▶ Records to use
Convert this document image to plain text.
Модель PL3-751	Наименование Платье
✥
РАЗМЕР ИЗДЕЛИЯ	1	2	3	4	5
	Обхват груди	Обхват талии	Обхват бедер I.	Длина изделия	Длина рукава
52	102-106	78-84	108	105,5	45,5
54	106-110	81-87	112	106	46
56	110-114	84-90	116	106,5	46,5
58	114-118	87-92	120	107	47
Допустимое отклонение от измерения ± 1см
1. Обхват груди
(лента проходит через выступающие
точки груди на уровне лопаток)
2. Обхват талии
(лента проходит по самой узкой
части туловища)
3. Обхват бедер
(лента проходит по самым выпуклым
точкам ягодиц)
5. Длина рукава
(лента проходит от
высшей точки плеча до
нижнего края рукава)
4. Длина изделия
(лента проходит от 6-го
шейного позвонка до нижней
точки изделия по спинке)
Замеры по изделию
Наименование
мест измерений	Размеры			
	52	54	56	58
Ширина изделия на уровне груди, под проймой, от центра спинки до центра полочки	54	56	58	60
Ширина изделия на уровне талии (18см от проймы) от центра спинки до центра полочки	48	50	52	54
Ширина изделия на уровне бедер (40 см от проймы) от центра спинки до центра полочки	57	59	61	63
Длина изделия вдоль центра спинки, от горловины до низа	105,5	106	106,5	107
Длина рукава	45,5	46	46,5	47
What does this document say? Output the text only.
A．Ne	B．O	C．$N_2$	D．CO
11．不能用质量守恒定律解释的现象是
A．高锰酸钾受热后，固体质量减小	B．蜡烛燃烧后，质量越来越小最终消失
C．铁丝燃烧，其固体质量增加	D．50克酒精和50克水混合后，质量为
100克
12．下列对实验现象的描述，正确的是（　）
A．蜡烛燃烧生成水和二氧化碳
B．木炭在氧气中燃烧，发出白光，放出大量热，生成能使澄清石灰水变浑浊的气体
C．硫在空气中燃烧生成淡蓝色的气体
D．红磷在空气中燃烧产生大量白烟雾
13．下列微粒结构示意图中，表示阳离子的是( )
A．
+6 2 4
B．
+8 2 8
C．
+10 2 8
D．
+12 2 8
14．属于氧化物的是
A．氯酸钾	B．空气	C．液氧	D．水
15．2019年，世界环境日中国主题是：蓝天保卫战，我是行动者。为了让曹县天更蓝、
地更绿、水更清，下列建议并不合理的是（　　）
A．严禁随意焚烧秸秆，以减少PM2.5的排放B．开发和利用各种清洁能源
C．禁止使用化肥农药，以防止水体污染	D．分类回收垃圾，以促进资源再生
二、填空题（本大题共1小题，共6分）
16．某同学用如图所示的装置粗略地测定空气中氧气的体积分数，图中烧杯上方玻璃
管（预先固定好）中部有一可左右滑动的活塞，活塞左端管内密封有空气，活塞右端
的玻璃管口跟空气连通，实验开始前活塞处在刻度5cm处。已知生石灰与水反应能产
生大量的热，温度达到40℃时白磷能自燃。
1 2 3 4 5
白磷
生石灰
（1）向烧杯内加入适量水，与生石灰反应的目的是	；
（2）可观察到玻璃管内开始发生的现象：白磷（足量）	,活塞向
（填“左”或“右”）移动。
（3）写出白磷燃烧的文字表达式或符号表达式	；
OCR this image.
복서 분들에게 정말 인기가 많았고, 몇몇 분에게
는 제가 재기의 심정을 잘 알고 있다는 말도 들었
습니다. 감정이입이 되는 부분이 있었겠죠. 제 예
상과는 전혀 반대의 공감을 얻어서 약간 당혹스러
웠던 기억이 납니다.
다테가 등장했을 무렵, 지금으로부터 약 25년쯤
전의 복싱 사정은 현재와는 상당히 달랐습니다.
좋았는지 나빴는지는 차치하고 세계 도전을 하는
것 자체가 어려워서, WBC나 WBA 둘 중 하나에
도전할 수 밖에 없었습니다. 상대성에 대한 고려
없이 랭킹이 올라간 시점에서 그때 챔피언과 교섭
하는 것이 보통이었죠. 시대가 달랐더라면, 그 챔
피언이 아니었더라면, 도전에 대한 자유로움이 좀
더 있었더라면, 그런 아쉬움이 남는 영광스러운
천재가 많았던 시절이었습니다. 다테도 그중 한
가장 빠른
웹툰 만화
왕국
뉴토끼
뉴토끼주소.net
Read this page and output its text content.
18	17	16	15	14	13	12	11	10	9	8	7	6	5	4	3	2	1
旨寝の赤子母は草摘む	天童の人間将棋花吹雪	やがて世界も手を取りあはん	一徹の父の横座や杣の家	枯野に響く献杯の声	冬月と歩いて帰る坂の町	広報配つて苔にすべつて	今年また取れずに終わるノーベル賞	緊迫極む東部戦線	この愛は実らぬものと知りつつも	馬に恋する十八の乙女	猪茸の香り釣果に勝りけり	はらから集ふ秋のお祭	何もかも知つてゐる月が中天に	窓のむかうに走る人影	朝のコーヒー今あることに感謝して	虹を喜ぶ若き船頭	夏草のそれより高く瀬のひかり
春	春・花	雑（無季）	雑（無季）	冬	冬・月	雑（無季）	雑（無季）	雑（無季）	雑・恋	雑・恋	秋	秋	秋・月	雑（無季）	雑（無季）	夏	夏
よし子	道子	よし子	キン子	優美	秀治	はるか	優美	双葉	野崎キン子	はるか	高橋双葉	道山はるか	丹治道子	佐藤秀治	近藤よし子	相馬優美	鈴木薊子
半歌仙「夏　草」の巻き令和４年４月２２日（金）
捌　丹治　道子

▶ Task statement
Show the data once more, exactly as it was written.

▶ The answer
Convert this document image to plain text.
Модель PL3-751	Наименование Платье
✥
РАЗМЕР ИЗДЕЛИЯ	1	2	3	4	5
	Обхват груди	Обхват талии	Обхват бедер I.	Длина изделия	Длина рукава
52	102-106	78-84	108	105,5	45,5
54	106-110	81-87	112	106	46
56	110-114	84-90	116	106,5	46,5
58	114-118	87-92	120	107	47
Допустимое отклонение от измерения ± 1см
1. Обхват груди
(лента проходит через выступающие
точки груди на уровне лопаток)
2. Обхват талии
(лента проходит по самой узкой
части туловища)
3. Обхват бедер
(лента проходит по самым выпуклым
точкам ягодиц)
5. Длина рукава
(лента проходит от
высшей точки плеча до
нижнего края рукава)
4. Длина изделия
(лента проходит от 6-го
шейного позвонка до нижней
точки изделия по спинке)
Замеры по изделию
Наименование
мест измерений	Размеры			
	52	54	56	58
Ширина изделия на уровне груди, под проймой, от центра спинки до центра полочки	54	56	58	60
Ширина изделия на уровне талии (18см от проймы) от центра спинки до центра полочки	48	50	52	54
Ширина изделия на уровне бедер (40 см от проймы) от центра спинки до центра полочки	57	59	61	63
Длина изделия вдоль центра спинки, от горловины до низа	105,5	106	106,5	107
Длина рукава	45,5	46	46,5	47
What does this document say? Output the text only.
A．Ne	B．O	C．$N_2$	D．CO
11．不能用质量守恒定律解释的现象是
A．高锰酸钾受热后，固体质量减小	B．蜡烛燃烧后，质量越来越小最终消失
C．铁丝燃烧，其固体质量增加	D．50克酒精和50克水混合后，质量为
100克
12．下列对实验现象的描述，正确的是（　）
A．蜡烛燃烧生成水和二氧化碳
B．木炭在氧气中燃烧，发出白光，放出大量热，生成能使澄清石灰水变浑浊的气体
C．硫在空气中燃烧生成淡蓝色的气体
D．红磷在空气中燃烧产生大量白烟雾
13．下列微粒结构示意图中，表示阳离子的是( )
A．
+6 2 4
B．
+8 2 8
C．
+10 2 8
D．
+12 2 8
14．属于氧化物的是
A．氯酸钾	B．空气	C．液氧	D．水
15．2019年，世界环境日中国主题是：蓝天保卫战，我是行动者。为了让曹县天更蓝、
地更绿、水更清，下列建议并不合理的是（　　）
A．严禁随意焚烧秸秆，以减少PM2.5的排放B．开发和利用各种清洁能源
C．禁止使用化肥农药，以防止水体污染	D．分类回收垃圾，以促进资源再生
二、填空题（本大题共1小题，共6分）
16．某同学用如图所示的装置粗略地测定空气中氧气的体积分数，图中烧杯上方玻璃
管（预先固定好）中部有一可左右滑动的活塞，活塞左端管内密封有空气，活塞右端
的玻璃管口跟空气连通，实验开始前活塞处在刻度5cm处。已知生石灰与水反应能产
生大量的热，温度达到40℃时白磷能自燃。
1 2 3 4 5
白磷
生石灰
（1）向烧杯内加入适量水，与生石灰反应的目的是	；
（2）可观察到玻璃管内开始发生的现象：白磷（足量）	,活塞向
（填“左”或“右”）移动。
（3）写出白磷燃烧的文字表达式或符号表达式	；
OCR this image.
복서 분들에게 정말 인기가 많았고, 몇몇 분에게
는 제가 재기의 심정을 잘 알고 있다는 말도 들었
습니다. 감정이입이 되는 부분이 있었겠죠. 제 예
상과는 전혀 반대의 공감을 얻어서 약간 당혹스러
웠던 기억이 납니다.
다테가 등장했을 무렵, 지금으로부터 약 25년쯤
전의 복싱 사정은 현재와는 상당히 달랐습니다.
좋았는지 나빴는지는 차치하고 세계 도전을 하는
것 자체가 어려워서, WBC나 WBA 둘 중 하나에
도전할 수 밖에 없었습니다. 상대성에 대한 고려
없이 랭킹이 올라간 시점에서 그때 챔피언과 교섭
하는 것이 보통이었죠. 시대가 달랐더라면, 그 챔
피언이 아니었더라면, 도전에 대한 자유로움이 좀
더 있었더라면, 그런 아쉬움이 남는 영광스러운
천재가 많았던 시절이었습니다. 다테도 그중 한
가장 빠른
웹툰 만화
왕국
뉴토끼
뉴토끼주소.net
Read this page and output its text content.
18	17	16	15	14	13	12	11	10	9	8	7	6	5	4	3	2	1
旨寝の赤子母は草摘む	天童の人間将棋花吹雪	やがて世界も手を取りあはん	一徹の父の横座や杣の家	枯野に響く献杯の声	冬月と歩いて帰る坂の町	広報配つて苔にすべつて	今年また取れずに終わるノーベル賞	緊迫極む東部戦線	この愛は実らぬものと知りつつも	馬に恋する十八の乙女	猪茸の香り釣果に勝りけり	はらから集ふ秋のお祭	何もかも知つてゐる月が中天に	窓のむかうに走る人影	朝のコーヒー今あることに感謝して	虹を喜ぶ若き船頭	夏草のそれより高く瀬のひかり
春	春・花	雑（無季）	雑（無季）	冬	冬・月	雑（無季）	雑（無季）	雑（無季）	雑・恋	雑・恋	秋	秋	秋・月	雑（無季）	雑（無季）	夏	夏
よし子	道子	よし子	キン子	優美	秀治	はるか	優美	双葉	野崎キン子	はるか	高橋双葉	道山はるか	丹治道子	佐藤秀治	近藤よし子	相馬優美	鈴木薊子
半歌仙「夏　草」の巻き令和４年４月２２日（金）
捌　丹治　道子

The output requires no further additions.